Material provided -

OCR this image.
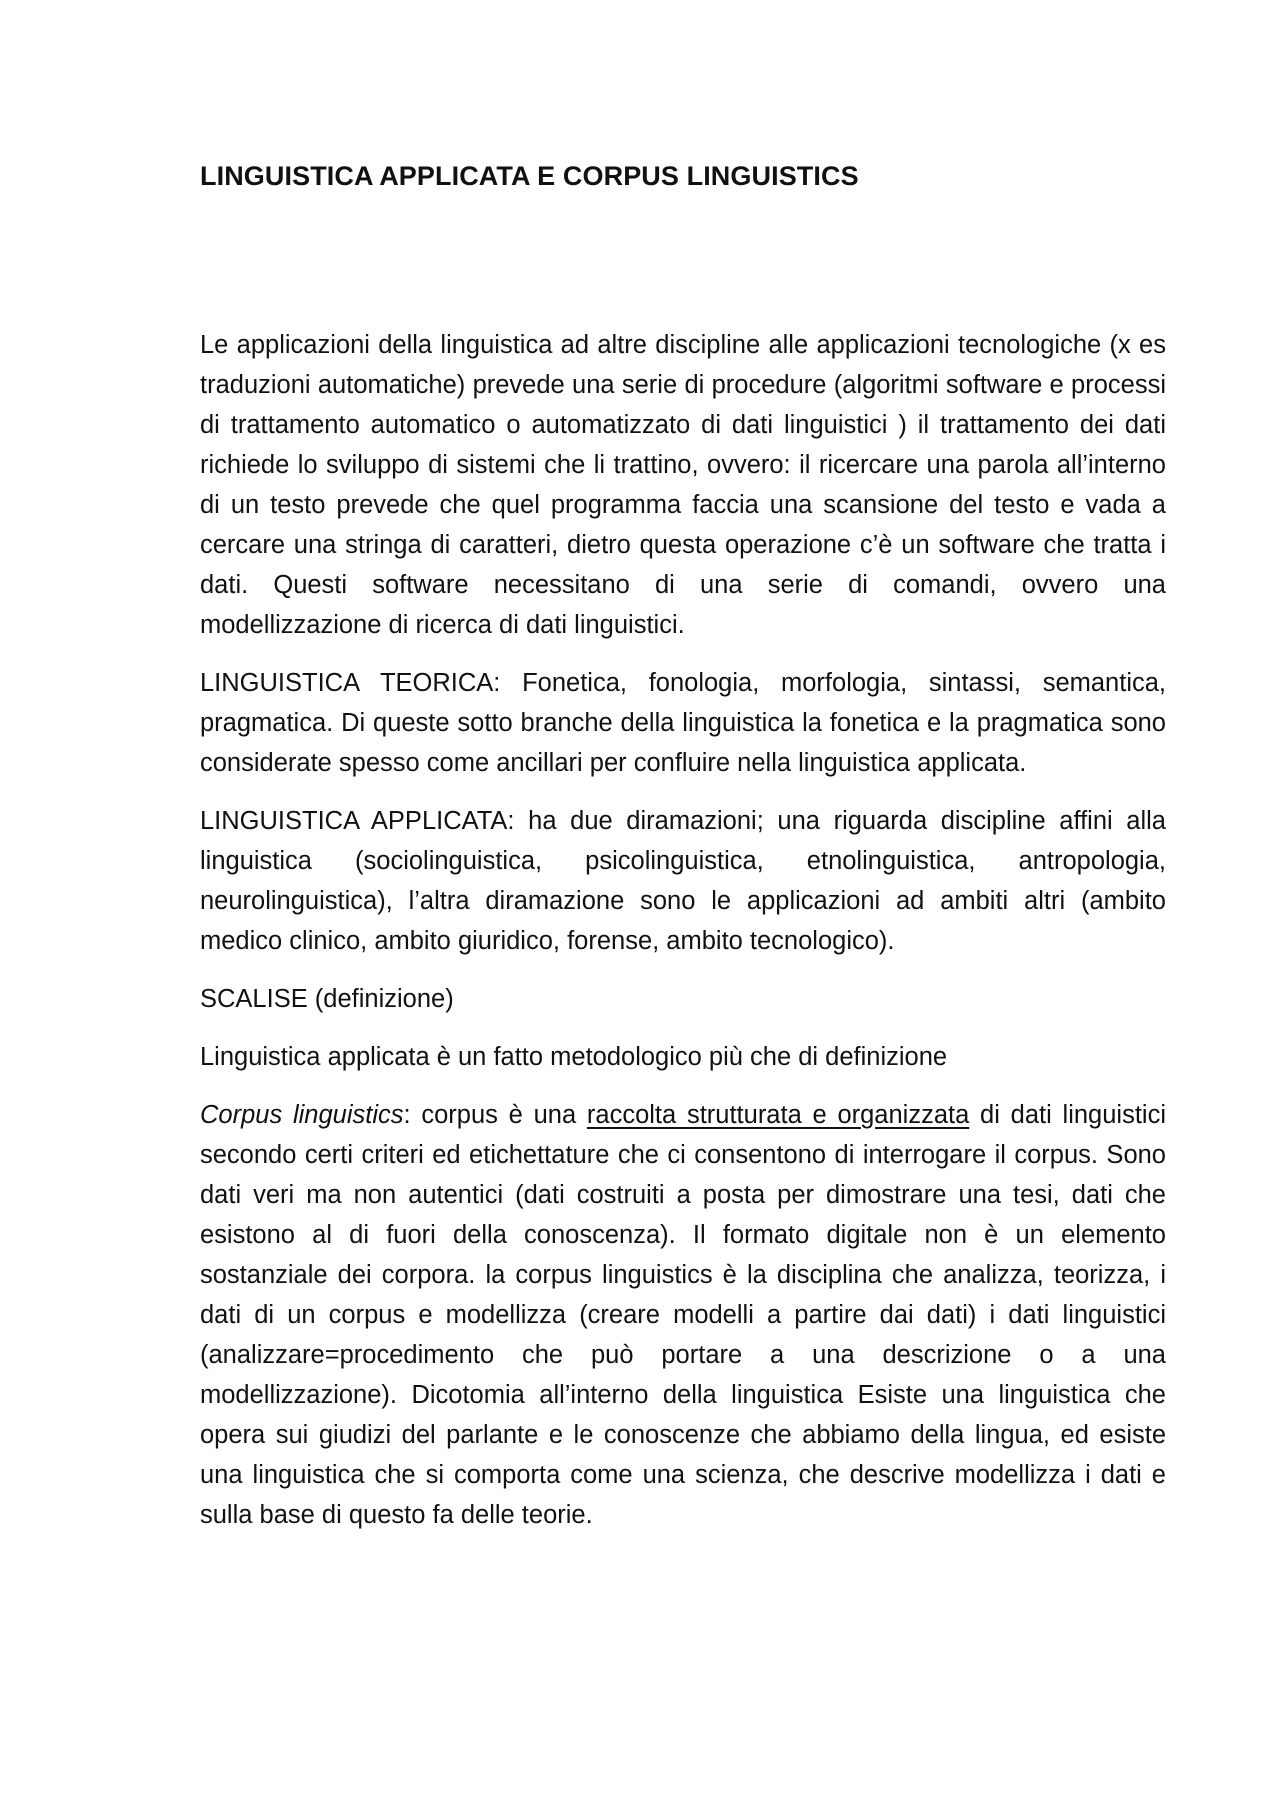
LINGUISTICA APPLICATA E CORPUS LINGUISTICS

Le applicazioni della linguistica ad altre discipline alle applicazioni tecnologiche (x es traduzioni automatiche) prevede una serie di procedure (algoritmi software e processi di trattamento automatico o automatizzato di dati linguistici ) il trattamento dei dati richiede lo sviluppo di sistemi che li trattino, ovvero: il ricercare una parola all’interno di un testo prevede che quel programma faccia una scansione del testo e vada a cercare una stringa di caratteri, dietro questa operazione c’è un software che tratta i dati. Questi software necessitano di una serie di comandi, ovvero una modellizzazione di ricerca di dati linguistici.

LINGUISTICA TEORICA: Fonetica, fonologia, morfologia, sintassi, semantica, pragmatica. Di queste sotto branche della linguistica la fonetica e la pragmatica sono considerate spesso come ancillari per confluire nella linguistica applicata.

LINGUISTICA APPLICATA: ha due diramazioni; una riguarda discipline affini alla linguistica (sociolinguistica, psicolinguistica, etnolinguistica, antropologia, neurolinguistica), l’altra diramazione sono le applicazioni ad ambiti altri (ambito medico clinico, ambito giuridico, forense, ambito tecnologico).

SCALISE (definizione)

Linguistica applicata è un fatto metodologico più che di definizione

Corpus linguistics: corpus è una raccolta strutturata e organizzata di dati linguistici secondo certi criteri ed etichettature che ci consentono di interrogare il corpus. Sono dati veri ma non autentici (dati costruiti a posta per dimostrare una tesi, dati che esistono al di fuori della conoscenza). Il formato digitale non è un elemento sostanziale dei corpora. la corpus linguistics è la disciplina che analizza, teorizza, i dati di un corpus e modellizza (creare modelli a partire dai dati) i dati linguistici (analizzare=procedimento che può portare a una descrizione o a una modellizzazione). Dicotomia all’interno della linguistica Esiste una linguistica che opera sui giudizi del parlante e le conoscenze che abbiamo della lingua, ed esiste una linguistica che si comporta come una scienza, che descrive modellizza i dati e sulla base di questo fa delle teorie.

Task to carry out -
Search the data above for the string "definizione" and copy each line that has it.

Reply -
SCALISE (definizione)
Linguistica applicata è un fatto metodologico più che di definizione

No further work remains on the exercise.